DIRECTION: Copy out every line of the records where the string "this" occurs.

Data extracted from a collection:
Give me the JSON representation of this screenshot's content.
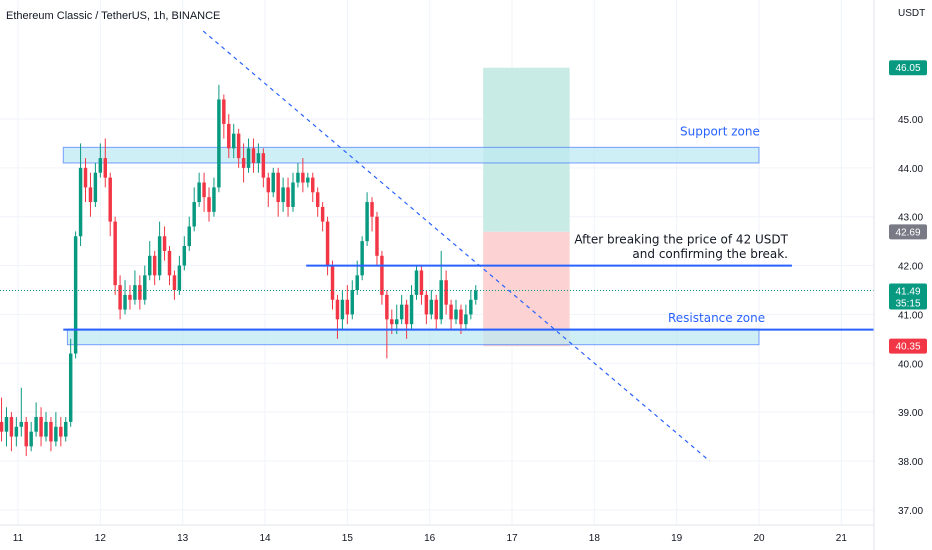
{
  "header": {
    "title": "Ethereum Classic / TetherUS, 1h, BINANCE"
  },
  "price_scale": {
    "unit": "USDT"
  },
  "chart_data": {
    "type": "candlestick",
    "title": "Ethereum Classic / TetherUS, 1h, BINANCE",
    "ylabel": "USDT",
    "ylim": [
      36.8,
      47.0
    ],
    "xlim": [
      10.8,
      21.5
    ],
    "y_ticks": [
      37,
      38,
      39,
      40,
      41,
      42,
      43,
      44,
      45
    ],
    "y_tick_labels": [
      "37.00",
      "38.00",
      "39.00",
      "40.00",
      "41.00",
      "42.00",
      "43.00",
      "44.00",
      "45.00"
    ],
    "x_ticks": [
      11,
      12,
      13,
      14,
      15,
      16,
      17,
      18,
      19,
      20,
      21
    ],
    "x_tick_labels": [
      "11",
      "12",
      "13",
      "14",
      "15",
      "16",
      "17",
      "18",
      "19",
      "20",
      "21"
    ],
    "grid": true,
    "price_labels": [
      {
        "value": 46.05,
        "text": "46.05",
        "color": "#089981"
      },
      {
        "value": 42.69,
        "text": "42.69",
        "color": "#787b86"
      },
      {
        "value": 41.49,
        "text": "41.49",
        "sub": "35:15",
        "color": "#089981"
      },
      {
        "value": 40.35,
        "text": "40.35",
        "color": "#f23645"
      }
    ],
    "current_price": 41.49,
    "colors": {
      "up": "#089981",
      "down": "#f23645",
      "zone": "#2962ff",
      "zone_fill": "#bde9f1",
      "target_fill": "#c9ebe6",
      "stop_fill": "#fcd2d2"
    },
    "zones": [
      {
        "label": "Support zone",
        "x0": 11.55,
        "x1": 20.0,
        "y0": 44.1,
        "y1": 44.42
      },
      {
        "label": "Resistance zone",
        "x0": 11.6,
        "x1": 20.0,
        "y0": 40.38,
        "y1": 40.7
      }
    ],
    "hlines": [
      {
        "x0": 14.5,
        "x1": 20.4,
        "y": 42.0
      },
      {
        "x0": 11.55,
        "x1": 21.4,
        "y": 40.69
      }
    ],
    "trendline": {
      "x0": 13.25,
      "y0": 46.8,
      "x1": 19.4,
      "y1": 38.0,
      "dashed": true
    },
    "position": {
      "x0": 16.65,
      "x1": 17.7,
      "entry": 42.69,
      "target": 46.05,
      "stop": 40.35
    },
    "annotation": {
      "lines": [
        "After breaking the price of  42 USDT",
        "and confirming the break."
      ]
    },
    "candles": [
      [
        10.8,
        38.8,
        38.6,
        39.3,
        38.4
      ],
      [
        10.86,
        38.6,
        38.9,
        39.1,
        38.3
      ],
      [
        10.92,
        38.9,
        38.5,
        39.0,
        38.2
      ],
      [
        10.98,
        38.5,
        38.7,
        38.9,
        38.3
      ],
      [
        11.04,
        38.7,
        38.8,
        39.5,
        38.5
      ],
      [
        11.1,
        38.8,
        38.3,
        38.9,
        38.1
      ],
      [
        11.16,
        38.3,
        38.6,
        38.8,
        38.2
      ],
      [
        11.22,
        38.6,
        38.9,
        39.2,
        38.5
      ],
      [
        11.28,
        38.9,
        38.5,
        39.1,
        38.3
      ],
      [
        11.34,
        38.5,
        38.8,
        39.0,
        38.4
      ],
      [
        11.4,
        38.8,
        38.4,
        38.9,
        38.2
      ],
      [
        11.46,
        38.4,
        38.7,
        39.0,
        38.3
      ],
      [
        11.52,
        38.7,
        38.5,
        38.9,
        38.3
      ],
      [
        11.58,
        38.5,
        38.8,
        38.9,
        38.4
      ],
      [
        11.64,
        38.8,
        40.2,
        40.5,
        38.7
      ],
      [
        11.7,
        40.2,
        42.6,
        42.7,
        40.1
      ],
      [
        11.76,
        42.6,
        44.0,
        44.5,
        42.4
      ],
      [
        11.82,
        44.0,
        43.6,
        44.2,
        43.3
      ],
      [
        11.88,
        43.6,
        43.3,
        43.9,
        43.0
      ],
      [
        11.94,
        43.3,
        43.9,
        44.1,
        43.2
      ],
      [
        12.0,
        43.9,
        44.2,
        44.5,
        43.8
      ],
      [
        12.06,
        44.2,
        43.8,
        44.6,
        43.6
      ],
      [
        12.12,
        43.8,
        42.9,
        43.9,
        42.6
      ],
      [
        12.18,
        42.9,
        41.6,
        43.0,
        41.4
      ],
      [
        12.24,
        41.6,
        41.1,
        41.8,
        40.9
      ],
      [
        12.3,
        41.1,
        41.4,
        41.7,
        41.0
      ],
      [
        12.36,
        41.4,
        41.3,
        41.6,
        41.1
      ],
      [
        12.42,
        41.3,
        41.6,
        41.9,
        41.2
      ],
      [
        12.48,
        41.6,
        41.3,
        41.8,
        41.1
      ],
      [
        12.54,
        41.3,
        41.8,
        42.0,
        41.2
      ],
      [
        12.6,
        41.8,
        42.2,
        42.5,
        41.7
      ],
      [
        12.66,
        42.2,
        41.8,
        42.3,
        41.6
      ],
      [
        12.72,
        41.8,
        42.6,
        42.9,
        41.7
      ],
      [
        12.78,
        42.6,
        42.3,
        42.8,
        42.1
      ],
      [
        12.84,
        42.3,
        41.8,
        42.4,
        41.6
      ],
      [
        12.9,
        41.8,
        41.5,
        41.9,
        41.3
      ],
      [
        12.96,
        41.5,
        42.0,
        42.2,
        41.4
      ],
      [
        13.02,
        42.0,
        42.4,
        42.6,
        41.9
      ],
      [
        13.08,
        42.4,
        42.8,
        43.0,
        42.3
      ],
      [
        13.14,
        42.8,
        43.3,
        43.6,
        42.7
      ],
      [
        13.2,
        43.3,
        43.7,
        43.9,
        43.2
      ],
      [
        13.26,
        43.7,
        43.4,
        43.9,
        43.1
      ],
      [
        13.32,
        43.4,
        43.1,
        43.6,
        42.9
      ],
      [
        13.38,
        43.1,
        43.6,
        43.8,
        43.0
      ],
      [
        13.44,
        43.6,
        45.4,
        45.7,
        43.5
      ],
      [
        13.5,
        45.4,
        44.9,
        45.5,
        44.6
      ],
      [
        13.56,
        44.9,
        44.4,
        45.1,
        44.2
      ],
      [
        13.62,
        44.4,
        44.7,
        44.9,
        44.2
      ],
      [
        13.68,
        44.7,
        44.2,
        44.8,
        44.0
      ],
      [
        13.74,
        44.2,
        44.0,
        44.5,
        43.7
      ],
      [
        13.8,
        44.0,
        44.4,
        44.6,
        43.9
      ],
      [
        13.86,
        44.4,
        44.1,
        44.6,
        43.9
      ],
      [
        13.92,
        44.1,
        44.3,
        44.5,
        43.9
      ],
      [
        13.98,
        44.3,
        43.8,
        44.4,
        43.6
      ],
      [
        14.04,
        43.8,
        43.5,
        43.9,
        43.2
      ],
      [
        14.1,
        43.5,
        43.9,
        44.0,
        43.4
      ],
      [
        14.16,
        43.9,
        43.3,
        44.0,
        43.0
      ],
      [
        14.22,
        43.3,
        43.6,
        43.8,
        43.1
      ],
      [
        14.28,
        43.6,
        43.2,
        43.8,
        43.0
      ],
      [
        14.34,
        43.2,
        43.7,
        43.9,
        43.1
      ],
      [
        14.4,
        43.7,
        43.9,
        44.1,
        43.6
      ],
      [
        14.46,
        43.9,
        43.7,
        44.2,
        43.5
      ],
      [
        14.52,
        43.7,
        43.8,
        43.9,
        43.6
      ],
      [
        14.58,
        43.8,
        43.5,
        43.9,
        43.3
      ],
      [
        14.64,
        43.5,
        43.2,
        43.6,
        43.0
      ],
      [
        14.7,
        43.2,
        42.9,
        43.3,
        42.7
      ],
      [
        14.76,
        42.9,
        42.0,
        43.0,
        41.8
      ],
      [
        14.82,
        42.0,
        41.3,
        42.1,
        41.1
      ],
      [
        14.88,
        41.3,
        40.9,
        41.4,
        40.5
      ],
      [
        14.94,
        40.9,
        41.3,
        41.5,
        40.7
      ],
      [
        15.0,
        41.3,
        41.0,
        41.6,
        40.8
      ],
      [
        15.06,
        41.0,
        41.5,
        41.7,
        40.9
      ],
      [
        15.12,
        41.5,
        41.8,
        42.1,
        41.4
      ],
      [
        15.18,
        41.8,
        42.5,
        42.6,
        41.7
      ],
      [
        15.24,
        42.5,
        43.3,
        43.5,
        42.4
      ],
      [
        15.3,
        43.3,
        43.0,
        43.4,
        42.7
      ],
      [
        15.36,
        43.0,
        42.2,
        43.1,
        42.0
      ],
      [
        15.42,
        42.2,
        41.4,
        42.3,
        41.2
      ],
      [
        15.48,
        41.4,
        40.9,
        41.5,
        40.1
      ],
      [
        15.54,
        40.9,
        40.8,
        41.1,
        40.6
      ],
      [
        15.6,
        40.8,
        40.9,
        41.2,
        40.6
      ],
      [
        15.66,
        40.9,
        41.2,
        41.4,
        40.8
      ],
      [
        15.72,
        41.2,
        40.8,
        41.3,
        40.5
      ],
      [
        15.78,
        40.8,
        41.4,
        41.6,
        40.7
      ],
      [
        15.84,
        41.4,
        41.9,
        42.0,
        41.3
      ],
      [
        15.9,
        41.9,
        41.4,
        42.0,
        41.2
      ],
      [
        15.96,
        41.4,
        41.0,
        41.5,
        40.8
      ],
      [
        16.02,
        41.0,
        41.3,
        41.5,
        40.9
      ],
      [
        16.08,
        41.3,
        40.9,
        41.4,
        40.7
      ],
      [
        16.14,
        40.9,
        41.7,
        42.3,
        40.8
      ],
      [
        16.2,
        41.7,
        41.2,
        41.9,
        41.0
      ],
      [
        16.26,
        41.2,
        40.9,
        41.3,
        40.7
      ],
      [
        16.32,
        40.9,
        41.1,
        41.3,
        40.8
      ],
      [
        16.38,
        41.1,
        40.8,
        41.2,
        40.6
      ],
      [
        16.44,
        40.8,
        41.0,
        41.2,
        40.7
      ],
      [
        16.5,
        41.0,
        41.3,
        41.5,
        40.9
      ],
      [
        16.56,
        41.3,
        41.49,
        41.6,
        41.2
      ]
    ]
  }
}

==

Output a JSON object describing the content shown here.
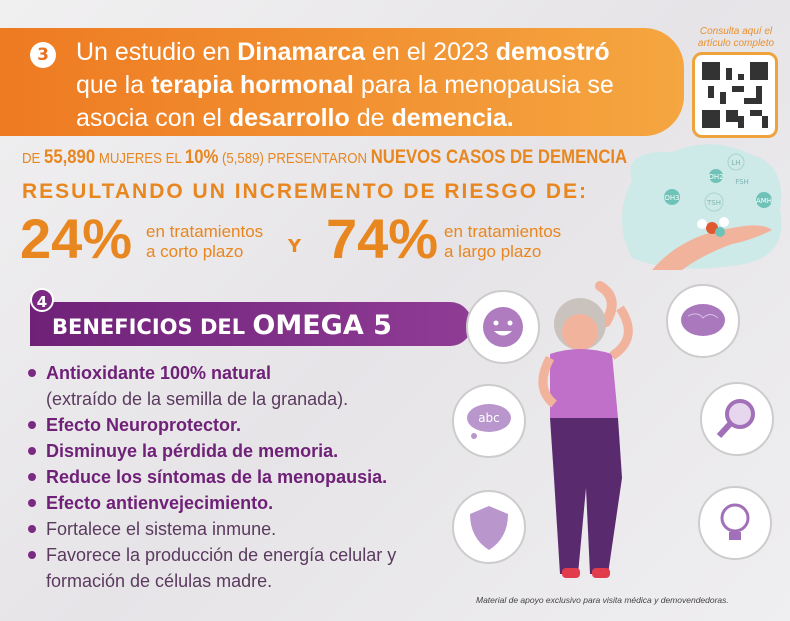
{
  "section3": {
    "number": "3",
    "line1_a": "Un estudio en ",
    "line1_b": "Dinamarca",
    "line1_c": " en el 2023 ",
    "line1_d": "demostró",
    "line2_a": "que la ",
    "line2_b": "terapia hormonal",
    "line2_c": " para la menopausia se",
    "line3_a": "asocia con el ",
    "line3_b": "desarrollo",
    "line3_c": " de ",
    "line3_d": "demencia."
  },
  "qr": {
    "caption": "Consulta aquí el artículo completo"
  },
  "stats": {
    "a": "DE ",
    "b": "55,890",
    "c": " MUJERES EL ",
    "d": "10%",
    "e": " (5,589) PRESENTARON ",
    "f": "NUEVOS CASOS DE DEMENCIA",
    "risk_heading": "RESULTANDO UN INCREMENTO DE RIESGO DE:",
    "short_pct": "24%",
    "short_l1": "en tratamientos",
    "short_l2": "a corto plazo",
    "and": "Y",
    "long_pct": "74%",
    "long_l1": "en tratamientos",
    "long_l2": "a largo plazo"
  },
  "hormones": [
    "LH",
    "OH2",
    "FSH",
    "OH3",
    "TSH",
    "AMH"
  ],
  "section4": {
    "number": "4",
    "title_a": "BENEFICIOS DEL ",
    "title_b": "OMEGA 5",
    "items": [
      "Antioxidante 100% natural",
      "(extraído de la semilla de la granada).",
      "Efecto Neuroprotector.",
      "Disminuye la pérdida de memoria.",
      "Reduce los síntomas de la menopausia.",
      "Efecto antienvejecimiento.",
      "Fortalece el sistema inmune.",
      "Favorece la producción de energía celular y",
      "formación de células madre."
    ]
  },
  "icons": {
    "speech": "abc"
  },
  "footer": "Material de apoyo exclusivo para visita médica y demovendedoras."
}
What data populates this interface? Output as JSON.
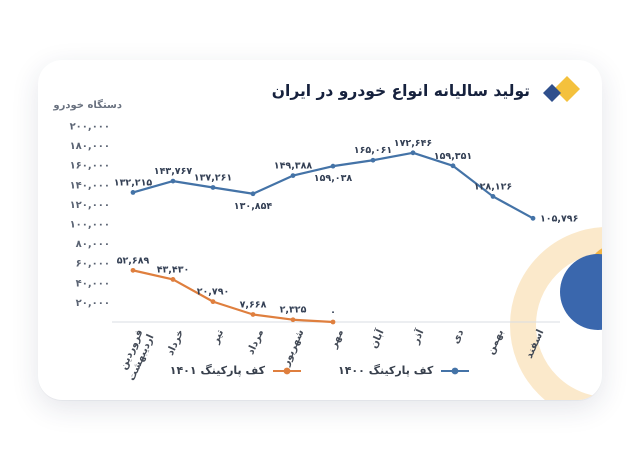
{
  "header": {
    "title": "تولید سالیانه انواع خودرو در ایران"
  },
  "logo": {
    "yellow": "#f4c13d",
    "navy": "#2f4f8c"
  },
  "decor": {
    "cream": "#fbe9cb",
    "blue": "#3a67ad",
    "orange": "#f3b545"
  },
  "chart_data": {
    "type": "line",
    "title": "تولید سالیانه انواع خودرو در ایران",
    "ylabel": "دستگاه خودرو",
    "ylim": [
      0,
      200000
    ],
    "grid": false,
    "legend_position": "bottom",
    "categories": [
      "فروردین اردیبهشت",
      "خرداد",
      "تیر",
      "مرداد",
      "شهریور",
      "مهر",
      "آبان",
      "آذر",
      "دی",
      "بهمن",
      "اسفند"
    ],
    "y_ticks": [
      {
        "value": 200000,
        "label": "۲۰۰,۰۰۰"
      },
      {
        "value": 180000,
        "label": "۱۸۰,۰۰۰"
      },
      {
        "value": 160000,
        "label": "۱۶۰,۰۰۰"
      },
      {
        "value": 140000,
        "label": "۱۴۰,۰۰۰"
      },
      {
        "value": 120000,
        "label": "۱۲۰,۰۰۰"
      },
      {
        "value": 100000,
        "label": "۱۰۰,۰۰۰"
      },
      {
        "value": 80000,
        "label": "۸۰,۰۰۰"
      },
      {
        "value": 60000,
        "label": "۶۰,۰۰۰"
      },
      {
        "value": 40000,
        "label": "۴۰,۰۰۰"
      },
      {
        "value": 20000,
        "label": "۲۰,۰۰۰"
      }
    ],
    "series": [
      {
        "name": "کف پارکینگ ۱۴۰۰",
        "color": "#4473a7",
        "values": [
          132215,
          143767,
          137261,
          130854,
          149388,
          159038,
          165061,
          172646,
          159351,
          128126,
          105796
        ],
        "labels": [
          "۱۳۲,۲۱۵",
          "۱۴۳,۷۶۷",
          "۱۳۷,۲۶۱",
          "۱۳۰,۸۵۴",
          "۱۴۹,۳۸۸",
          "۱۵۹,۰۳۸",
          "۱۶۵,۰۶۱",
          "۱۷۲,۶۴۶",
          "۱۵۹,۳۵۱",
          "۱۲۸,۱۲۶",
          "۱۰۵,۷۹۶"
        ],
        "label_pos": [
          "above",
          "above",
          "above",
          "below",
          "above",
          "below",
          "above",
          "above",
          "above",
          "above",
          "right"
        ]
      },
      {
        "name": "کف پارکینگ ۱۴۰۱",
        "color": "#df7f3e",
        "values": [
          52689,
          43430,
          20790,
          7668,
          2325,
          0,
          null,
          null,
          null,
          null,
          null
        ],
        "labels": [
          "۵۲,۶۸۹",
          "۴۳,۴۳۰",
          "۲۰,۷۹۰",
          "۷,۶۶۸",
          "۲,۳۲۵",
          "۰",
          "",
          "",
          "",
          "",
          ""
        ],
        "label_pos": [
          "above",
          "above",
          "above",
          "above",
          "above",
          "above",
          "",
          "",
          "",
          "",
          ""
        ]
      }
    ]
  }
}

THE SOLUTION:
Give me the JSON representation of this screenshot's content.
What data populates this interface? Output as JSON.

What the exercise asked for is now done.